[A block of data]
[START]

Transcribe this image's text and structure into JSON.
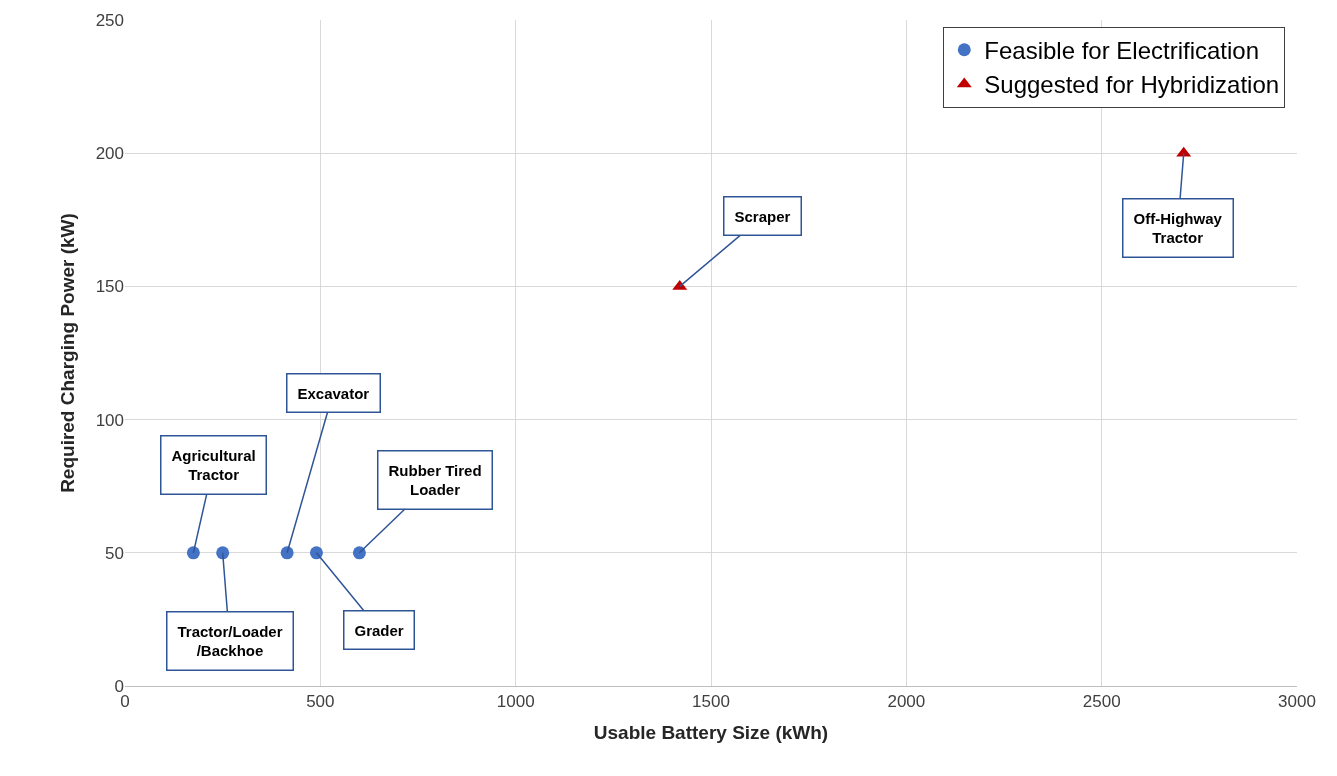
{
  "chart_data": {
    "type": "scatter",
    "xlabel": "Usable Battery Size (kWh)",
    "ylabel": "Required Charging Power (kW)",
    "series": [
      {
        "name": "Feasible for Electrification",
        "color": "#4472c4",
        "marker": "circle",
        "x": [
          175,
          250,
          415,
          490,
          600
        ],
        "values": [
          50,
          50,
          50,
          50,
          50
        ]
      },
      {
        "name": "Suggested for Hybridization",
        "color": "#c00000",
        "marker": "triangle",
        "x": [
          1420,
          2710
        ],
        "values": [
          150,
          200
        ]
      }
    ],
    "xlim": [
      0,
      3000
    ],
    "xticks": [
      0,
      500,
      1000,
      1500,
      2000,
      2500,
      3000
    ],
    "ylim": [
      0,
      250
    ],
    "yticks": [
      0,
      50,
      100,
      150,
      200,
      250
    ],
    "grid": true,
    "legend": "top right",
    "annotations": [
      {
        "text": "Agricultural\nTractor",
        "x": 175,
        "y": 50
      },
      {
        "text": "Tractor/Loader\n/Backhoe",
        "x": 250,
        "y": 50
      },
      {
        "text": "Excavator",
        "x": 415,
        "y": 50
      },
      {
        "text": "Grader",
        "x": 490,
        "y": 50
      },
      {
        "text": "Rubber Tired\nLoader",
        "x": 600,
        "y": 50
      },
      {
        "text": "Scraper",
        "x": 1420,
        "y": 150
      },
      {
        "text": "Off-Highway\nTractor",
        "x": 2710,
        "y": 200
      }
    ]
  }
}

[END]

_Problem description:_ Pull out all lines in the data above that include "name".

_Response for this exercise:_
        "name": "Feasible for Electrification",
        "name": "Suggested for Hybridization",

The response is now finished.